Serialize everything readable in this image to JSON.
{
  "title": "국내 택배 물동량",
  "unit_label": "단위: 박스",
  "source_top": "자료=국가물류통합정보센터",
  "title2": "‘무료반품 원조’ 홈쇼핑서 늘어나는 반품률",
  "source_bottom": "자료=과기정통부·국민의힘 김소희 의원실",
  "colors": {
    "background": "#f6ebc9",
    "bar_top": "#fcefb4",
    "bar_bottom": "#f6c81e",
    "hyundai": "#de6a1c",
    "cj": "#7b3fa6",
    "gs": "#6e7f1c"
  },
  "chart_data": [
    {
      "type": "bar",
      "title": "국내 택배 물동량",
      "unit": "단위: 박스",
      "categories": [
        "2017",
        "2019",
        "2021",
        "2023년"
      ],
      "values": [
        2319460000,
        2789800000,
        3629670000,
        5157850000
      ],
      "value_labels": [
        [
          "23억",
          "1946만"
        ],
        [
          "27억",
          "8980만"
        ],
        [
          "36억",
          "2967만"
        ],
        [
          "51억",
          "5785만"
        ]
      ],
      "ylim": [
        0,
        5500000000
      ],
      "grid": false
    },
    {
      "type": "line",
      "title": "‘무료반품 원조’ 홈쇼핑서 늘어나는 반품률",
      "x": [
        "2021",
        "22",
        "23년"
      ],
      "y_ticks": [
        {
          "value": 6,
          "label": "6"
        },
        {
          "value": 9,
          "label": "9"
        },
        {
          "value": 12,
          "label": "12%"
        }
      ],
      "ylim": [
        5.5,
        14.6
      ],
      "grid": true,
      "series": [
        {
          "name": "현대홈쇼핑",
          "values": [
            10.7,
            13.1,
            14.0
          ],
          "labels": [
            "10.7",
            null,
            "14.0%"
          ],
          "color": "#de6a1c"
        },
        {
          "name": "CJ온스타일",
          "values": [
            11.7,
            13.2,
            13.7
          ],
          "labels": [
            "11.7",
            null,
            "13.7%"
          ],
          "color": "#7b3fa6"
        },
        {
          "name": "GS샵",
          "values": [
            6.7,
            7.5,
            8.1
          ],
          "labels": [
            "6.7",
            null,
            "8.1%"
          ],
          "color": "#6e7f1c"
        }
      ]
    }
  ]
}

--

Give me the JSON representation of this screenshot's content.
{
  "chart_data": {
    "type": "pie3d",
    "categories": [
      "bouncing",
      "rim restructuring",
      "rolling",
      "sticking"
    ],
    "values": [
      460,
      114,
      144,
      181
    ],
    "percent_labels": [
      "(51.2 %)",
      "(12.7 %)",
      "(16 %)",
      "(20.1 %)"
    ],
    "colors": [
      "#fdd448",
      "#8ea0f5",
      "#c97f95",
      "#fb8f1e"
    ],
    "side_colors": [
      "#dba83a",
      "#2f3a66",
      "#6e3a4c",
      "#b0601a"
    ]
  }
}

▶ [WHAT YOU WILL DO] Your answer should be a single number: the count of lines in the data that include the word "this".

▶ [RESULT OF THE TASK] 2